- _Task directions_:
How many lines in the records below contain the word "surrounding"? Answer with the number alone.

- _Extracted data_:

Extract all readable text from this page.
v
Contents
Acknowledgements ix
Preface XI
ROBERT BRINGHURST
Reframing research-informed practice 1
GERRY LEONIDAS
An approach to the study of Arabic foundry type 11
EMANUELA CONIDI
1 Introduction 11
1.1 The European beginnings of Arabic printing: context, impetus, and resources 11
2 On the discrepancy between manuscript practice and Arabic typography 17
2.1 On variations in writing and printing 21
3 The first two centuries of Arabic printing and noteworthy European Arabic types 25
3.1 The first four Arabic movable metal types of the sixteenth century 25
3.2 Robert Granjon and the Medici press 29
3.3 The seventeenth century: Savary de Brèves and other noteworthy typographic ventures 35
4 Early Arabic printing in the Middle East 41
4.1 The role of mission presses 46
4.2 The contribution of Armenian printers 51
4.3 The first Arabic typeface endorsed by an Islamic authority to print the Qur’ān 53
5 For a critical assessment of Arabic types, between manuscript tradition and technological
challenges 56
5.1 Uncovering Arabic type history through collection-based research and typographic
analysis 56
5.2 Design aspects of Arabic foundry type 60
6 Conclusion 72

==

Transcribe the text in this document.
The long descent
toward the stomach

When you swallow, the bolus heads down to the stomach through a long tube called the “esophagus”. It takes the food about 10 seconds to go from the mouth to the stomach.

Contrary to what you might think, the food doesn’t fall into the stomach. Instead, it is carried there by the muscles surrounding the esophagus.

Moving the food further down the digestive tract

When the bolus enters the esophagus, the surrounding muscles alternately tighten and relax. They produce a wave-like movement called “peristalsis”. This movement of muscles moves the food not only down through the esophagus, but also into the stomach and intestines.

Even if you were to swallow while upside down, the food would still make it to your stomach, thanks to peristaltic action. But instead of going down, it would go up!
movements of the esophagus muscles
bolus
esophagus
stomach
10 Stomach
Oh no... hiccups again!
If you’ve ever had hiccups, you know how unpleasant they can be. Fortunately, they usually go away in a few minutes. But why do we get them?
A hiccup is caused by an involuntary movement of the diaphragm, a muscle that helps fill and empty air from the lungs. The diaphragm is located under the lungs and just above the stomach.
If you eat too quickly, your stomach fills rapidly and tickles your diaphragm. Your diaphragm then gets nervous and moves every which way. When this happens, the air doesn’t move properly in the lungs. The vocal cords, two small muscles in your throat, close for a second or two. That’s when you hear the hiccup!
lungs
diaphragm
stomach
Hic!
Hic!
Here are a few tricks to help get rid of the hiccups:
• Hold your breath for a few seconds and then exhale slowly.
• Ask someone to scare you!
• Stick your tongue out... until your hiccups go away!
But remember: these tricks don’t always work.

---

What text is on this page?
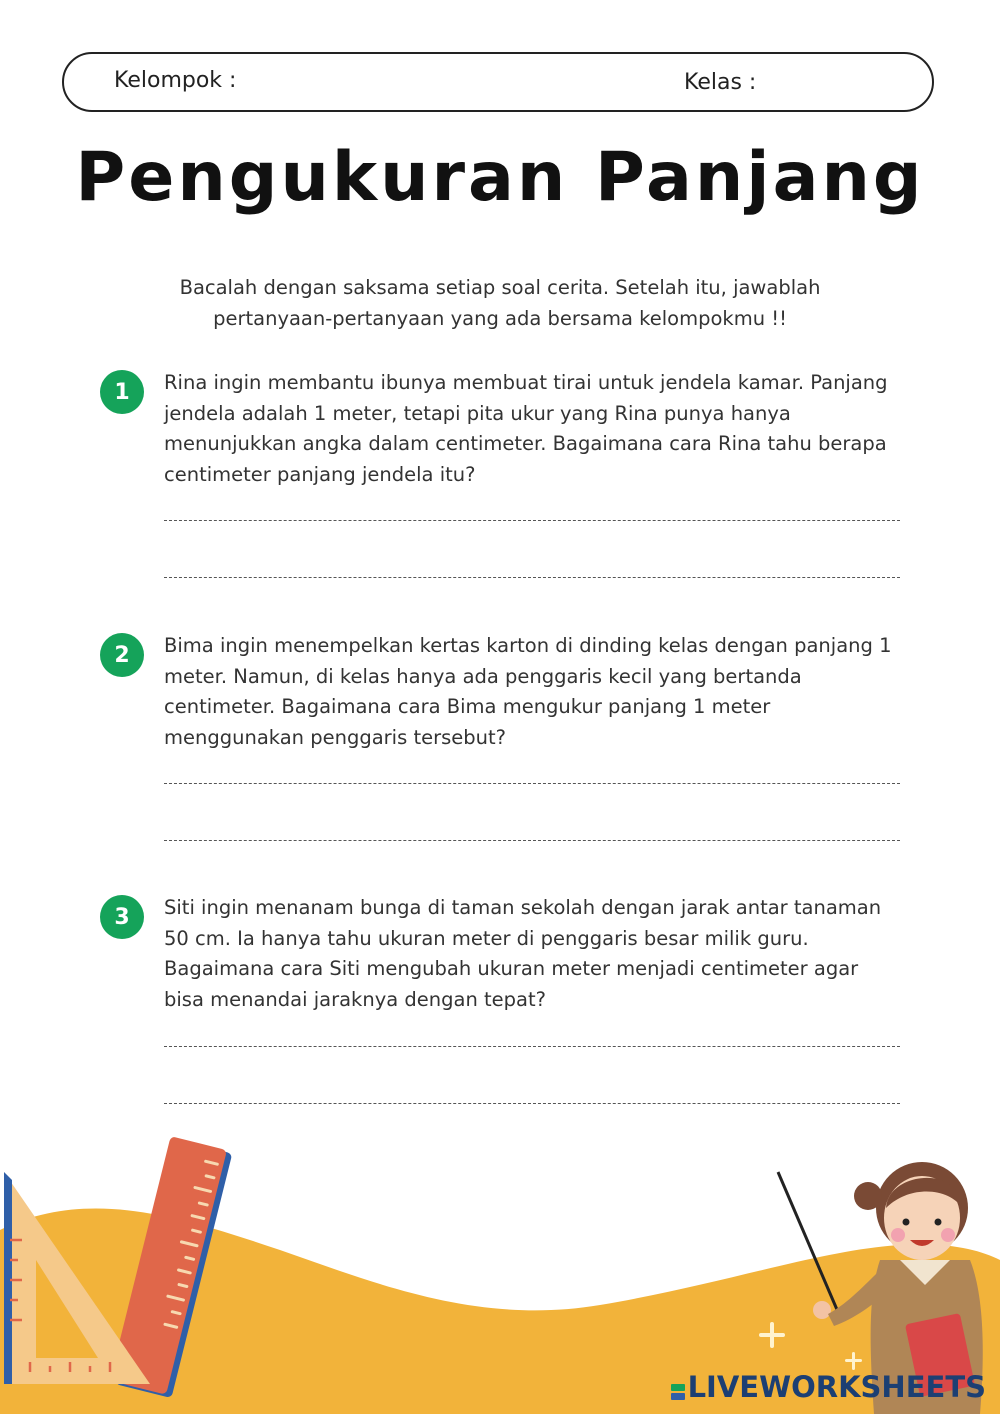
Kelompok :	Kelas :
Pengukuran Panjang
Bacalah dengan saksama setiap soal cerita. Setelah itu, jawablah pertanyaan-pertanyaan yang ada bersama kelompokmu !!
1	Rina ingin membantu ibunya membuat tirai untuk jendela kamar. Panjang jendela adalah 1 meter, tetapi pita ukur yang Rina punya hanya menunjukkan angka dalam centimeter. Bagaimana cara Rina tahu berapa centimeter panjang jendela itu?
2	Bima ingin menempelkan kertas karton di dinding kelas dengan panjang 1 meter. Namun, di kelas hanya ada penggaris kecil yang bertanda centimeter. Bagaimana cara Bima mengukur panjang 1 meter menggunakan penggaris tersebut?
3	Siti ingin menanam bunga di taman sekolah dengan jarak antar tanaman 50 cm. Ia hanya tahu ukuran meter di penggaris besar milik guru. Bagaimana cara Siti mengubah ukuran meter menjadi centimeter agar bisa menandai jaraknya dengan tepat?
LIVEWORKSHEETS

- _Task solution_:
2